## begin
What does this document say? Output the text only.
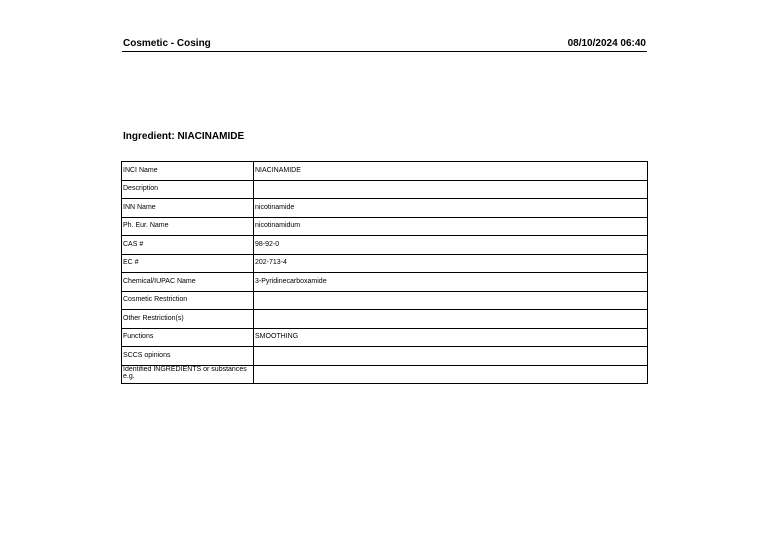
Cosmetic - Cosing	08/10/2024 06:40
Ingredient: NIACINAMIDE
INCI Name	NIACINAMIDE
Description	
INN Name	nicotinamide
Ph. Eur. Name	nicotinamidum
CAS #	98-92-0
EC #	202-713-4
Chemical/IUPAC Name	3-Pyridinecarboxamide
Cosmetic Restriction	
Other Restriction(s)	
Functions	SMOOTHING
SCCS opinions	
Identified INGREDIENTS or substances e.g.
## end
REQUIREMENT |
Check the records above line by line and tally those holding the string "Name". Answer with the number only.

EXERCISE OUTPUT |
4